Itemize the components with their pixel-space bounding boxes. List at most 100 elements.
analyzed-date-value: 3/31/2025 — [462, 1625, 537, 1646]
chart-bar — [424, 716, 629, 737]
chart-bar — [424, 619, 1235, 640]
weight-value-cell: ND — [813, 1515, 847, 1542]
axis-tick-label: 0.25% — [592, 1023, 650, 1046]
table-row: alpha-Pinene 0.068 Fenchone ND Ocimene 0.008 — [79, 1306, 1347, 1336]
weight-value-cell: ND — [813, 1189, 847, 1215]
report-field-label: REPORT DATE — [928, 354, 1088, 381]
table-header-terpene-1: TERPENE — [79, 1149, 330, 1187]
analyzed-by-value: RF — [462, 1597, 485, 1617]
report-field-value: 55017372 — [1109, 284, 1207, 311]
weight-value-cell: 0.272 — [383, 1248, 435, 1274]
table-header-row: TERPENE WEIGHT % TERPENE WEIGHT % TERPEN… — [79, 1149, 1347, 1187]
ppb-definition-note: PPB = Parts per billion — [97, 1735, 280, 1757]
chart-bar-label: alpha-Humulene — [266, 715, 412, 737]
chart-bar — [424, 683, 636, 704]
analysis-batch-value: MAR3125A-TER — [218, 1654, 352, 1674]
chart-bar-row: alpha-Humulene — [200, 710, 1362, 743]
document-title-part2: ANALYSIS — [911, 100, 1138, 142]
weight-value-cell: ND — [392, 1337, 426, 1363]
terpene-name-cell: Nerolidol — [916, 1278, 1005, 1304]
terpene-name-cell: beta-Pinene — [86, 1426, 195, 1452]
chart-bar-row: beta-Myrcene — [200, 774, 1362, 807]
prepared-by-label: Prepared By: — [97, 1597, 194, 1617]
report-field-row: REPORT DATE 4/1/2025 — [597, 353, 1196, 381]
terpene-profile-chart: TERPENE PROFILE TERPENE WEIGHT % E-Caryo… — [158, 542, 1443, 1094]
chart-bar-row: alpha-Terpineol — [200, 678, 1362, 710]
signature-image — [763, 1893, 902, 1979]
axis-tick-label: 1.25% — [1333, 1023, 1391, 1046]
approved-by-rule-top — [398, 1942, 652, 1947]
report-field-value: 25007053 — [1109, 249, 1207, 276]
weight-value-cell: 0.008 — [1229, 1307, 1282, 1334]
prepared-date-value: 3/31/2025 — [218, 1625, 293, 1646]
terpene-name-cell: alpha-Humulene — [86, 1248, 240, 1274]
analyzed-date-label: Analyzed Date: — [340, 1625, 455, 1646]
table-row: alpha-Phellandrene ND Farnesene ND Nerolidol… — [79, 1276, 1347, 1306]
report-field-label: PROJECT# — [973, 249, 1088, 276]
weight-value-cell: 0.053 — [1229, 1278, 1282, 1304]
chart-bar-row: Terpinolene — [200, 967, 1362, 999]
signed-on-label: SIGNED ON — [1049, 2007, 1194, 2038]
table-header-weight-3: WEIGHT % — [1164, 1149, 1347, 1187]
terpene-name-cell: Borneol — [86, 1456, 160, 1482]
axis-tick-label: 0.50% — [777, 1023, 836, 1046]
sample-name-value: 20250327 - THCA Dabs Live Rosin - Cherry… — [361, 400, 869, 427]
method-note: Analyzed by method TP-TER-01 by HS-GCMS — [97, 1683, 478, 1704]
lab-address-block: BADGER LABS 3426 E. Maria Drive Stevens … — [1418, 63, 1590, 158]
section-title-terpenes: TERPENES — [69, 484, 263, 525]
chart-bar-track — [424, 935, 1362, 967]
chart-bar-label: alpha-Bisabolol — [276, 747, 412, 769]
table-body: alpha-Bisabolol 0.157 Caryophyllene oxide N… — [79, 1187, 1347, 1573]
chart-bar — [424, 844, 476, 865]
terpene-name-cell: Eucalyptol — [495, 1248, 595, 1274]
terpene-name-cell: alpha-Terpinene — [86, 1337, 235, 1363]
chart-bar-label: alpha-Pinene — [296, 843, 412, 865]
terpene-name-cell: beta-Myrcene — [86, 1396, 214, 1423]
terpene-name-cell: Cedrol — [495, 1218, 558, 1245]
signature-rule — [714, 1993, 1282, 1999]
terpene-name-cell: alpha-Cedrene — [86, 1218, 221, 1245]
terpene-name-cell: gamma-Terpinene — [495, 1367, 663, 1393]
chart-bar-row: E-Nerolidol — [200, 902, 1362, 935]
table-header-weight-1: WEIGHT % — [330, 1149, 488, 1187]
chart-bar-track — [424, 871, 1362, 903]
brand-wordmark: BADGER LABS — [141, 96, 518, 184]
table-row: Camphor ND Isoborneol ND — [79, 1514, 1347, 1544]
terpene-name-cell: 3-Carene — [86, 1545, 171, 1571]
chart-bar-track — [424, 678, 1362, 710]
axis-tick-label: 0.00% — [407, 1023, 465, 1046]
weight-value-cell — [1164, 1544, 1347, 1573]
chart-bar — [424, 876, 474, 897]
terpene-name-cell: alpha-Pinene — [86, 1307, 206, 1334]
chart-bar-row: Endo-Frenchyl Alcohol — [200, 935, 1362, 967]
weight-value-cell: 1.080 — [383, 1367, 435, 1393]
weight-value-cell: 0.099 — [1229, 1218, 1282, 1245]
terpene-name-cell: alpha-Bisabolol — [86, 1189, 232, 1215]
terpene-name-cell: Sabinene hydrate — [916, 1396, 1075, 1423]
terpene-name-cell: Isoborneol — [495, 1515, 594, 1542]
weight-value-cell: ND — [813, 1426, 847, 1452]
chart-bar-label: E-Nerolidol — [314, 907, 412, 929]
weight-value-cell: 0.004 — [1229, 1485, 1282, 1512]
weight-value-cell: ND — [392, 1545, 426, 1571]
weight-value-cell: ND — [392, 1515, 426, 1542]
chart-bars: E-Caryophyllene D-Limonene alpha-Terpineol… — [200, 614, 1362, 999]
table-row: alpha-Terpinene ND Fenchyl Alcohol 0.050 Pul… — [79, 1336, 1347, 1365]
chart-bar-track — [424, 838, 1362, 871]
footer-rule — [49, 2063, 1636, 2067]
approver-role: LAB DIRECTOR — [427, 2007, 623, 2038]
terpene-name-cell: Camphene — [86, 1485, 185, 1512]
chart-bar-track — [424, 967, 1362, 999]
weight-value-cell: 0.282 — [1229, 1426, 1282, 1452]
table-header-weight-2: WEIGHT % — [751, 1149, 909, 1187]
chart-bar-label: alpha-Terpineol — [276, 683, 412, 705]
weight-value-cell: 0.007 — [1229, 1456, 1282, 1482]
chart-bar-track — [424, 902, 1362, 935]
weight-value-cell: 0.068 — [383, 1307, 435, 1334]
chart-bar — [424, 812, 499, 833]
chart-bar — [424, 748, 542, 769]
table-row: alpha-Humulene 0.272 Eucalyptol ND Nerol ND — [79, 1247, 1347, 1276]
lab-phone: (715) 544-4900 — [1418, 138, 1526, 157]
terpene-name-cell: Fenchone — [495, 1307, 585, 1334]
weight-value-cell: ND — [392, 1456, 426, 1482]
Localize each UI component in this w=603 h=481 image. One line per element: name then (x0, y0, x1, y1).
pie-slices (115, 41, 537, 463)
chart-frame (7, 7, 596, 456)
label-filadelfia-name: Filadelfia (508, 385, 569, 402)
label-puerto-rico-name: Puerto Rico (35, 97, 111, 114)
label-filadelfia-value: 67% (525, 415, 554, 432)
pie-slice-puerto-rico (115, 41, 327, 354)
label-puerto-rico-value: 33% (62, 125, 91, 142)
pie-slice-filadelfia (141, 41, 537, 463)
== == ==
• [OBJET DE L'EXERCICE]
Présentez l'ensemble des lignes des données ci-dessus sous forme de liste numérotée, sans les lignes vides.

• [CORRIGÉ DE L'EXERCICE]
1. Itemize the components with their pixel-space bounding boxes. List at most 100 elements.
2. analyzed-date-value: 3/31/2025 — [462, 1625, 537, 1646]
3. chart-bar — [424, 716, 629, 737]
4. chart-bar — [424, 619, 1235, 640]
5. weight-value-cell: ND — [813, 1515, 847, 1542]
6. axis-tick-label: 0.25% — [592, 1023, 650, 1046]
7. table-row: alpha-Pinene 0.068 Fenchone ND Ocimene 0.008 — [79, 1306, 1347, 1336]
8. weight-value-cell: ND — [813, 1189, 847, 1215]
9. report-field-label: REPORT DATE — [928, 354, 1088, 381]
10. table-header-terpene-1: TERPENE — [79, 1149, 330, 1187]
11. analyzed-by-value: RF — [462, 1597, 485, 1617]
12. report-field-value: 55017372 — [1109, 284, 1207, 311]
13. weight-value-cell: 0.272 — [383, 1248, 435, 1274]
14. table-header-row: TERPENE WEIGHT % TERPENE WEIGHT % TERPEN… — [79, 1149, 1347, 1187]
15. ppb-definition-note: PPB = Parts per billion — [97, 1735, 280, 1757]
16. chart-bar-label: alpha-Humulene — [266, 715, 412, 737]
17. chart-bar — [424, 683, 636, 704]
18. analysis-batch-value: MAR3125A-TER — [218, 1654, 352, 1674]
19. chart-bar-row: alpha-Humulene — [200, 710, 1362, 743]
20. document-title-part2: ANALYSIS — [911, 100, 1138, 142]
21. weight-value-cell: ND — [392, 1337, 426, 1363]
22. terpene-name-cell: Nerolidol — [916, 1278, 1005, 1304]
23. terpene-name-cell: beta-Pinene — [86, 1426, 195, 1452]
24. chart-bar-row: beta-Myrcene — [200, 774, 1362, 807]
25. prepared-by-label: Prepared By: — [97, 1597, 194, 1617]
26. report-field-row: REPORT DATE 4/1/2025 — [597, 353, 1196, 381]
27. terpene-profile-chart: TERPENE PROFILE TERPENE WEIGHT % E-Caryo… — [158, 542, 1443, 1094]
28. chart-bar-row: alpha-Terpineol — [200, 678, 1362, 710]
29. signature-image — [763, 1893, 902, 1979]
30. axis-tick-label: 1.25% — [1333, 1023, 1391, 1046]
31. approved-by-rule-top — [398, 1942, 652, 1947]
32. report-field-value: 25007053 — [1109, 249, 1207, 276]
33. weight-value-cell: 0.008 — [1229, 1307, 1282, 1334]
34. prepared-date-value: 3/31/2025 — [218, 1625, 293, 1646]
35. terpene-name-cell: alpha-Humulene — [86, 1248, 240, 1274]
36. analyzed-date-label: Analyzed Date: — [340, 1625, 455, 1646]
37. table-row: alpha-Phellandrene ND Farnesene ND Nerolidol… — [79, 1276, 1347, 1306]
38. report-field-label: PROJECT# — [973, 249, 1088, 276]
39. weight-value-cell: 0.053 — [1229, 1278, 1282, 1304]
40. chart-bar-row: Terpinolene — [200, 967, 1362, 999]
41. signed-on-label: SIGNED ON — [1049, 2007, 1194, 2038]
42. table-header-weight-3: WEIGHT % — [1164, 1149, 1347, 1187]
43. terpene-name-cell: Borneol — [86, 1456, 160, 1482]
44. axis-tick-label: 0.50% — [777, 1023, 836, 1046]
45. sample-name-value: 20250327 - THCA Dabs Live Rosin - Cherry… — [361, 400, 869, 427]
46. method-note: Analyzed by method TP-TER-01 by HS-GCMS — [97, 1683, 478, 1704]
47. lab-address-block: BADGER LABS 3426 E. Maria Drive Stevens … — [1418, 63, 1590, 158]
48. section-title-terpenes: TERPENES — [69, 484, 263, 525]
49. chart-bar-track — [424, 935, 1362, 967]
50. chart-bar-label: alpha-Bisabolol — [276, 747, 412, 769]
51. table-body: alpha-Bisabolol 0.157 Caryophyllene oxide N… — [79, 1187, 1347, 1573]
52. chart-bar — [424, 844, 476, 865]
53. terpene-name-cell: Eucalyptol — [495, 1248, 595, 1274]
54. terpene-name-cell: alpha-Terpinene — [86, 1337, 235, 1363]
55. chart-bar-label: alpha-Pinene — [296, 843, 412, 865]
56. terpene-name-cell: beta-Myrcene — [86, 1396, 214, 1423]
57. terpene-name-cell: Cedrol — [495, 1218, 558, 1245]
58. signature-rule — [714, 1993, 1282, 1999]
59. terpene-name-cell: alpha-Cedrene — [86, 1218, 221, 1245]
60. terpene-name-cell: gamma-Terpinene — [495, 1367, 663, 1393]
61. chart-bar-row: E-Nerolidol — [200, 902, 1362, 935]
62. table-header-weight-1: WEIGHT % — [330, 1149, 488, 1187]
63. chart-bar-track — [424, 871, 1362, 903]
64. brand-wordmark: BADGER LABS — [141, 96, 518, 184]
65. table-row: Camphor ND Isoborneol ND — [79, 1514, 1347, 1544]
66. terpene-name-cell: 3-Carene — [86, 1545, 171, 1571]
67. chart-bar-track — [424, 678, 1362, 710]
68. axis-tick-label: 0.00% — [407, 1023, 465, 1046]
69. weight-value-cell — [1164, 1544, 1347, 1573]
70. chart-bar — [424, 876, 474, 897]
71. terpene-name-cell: alpha-Pinene — [86, 1307, 206, 1334]
72. chart-bar-row: Endo-Frenchyl Alcohol — [200, 935, 1362, 967]
73. weight-value-cell: 1.080 — [383, 1367, 435, 1393]
74. weight-value-cell: 0.099 — [1229, 1218, 1282, 1245]
75. terpene-name-cell: alpha-Bisabolol — [86, 1189, 232, 1215]
76. terpene-name-cell: Sabinene hydrate — [916, 1396, 1075, 1423]
77. terpene-name-cell: Isoborneol — [495, 1515, 594, 1542]
78. weight-value-cell: ND — [813, 1426, 847, 1452]
79. chart-bar-label: E-Nerolidol — [314, 907, 412, 929]
80. weight-value-cell: 0.004 — [1229, 1485, 1282, 1512]
81. weight-value-cell: ND — [392, 1545, 426, 1571]
82. weight-value-cell: ND — [392, 1515, 426, 1542]
83. chart-bars: E-Caryophyllene D-Limonene alpha-Terpineol… — [200, 614, 1362, 999]
84. table-row: alpha-Terpinene ND Fenchyl Alcohol 0.050 Pul… — [79, 1336, 1347, 1365]
85. chart-bar-track — [424, 838, 1362, 871]
86. footer-rule — [49, 2063, 1636, 2067]
87. approver-role: LAB DIRECTOR — [427, 2007, 623, 2038]
88. terpene-name-cell: Camphene — [86, 1485, 185, 1512]
89. chart-bar-track — [424, 967, 1362, 999]
90. weight-value-cell: 0.282 — [1229, 1426, 1282, 1452]
91. table-header-weight-2: WEIGHT % — [751, 1149, 909, 1187]
92. chart-bar-label: alpha-Terpineol — [276, 683, 412, 705]
93. weight-value-cell: 0.007 — [1229, 1456, 1282, 1482]
94. chart-bar-track — [424, 902, 1362, 935]
95. weight-value-cell: 0.068 — [383, 1307, 435, 1334]
96. chart-bar — [424, 812, 499, 833]
97. chart-bar — [424, 748, 542, 769]
98. table-row: alpha-Humulene 0.272 Eucalyptol ND Nerol ND — [79, 1247, 1347, 1276]
99. lab-phone: (715) 544-4900 — [1418, 138, 1526, 157]
100. terpene-name-cell: Fenchone — [495, 1307, 585, 1334]
101. weight-value-cell: ND — [392, 1456, 426, 1482]
102. Localize each UI component in this w=603 h=481 image. One line per element: name then (x0, y0, x1, y1).
103. pie-slices (115, 41, 537, 463)
104. chart-frame (7, 7, 596, 456)
105. label-filadelfia-name: Filadelfia (508, 385, 569, 402)
106. label-puerto-rico-name: Puerto Rico (35, 97, 111, 114)
107. label-filadelfia-value: 67% (525, 415, 554, 432)
108. pie-slice-puerto-rico (115, 41, 327, 354)
109. label-puerto-rico-value: 33% (62, 125, 91, 142)
110. pie-slice-filadelfia (141, 41, 537, 463)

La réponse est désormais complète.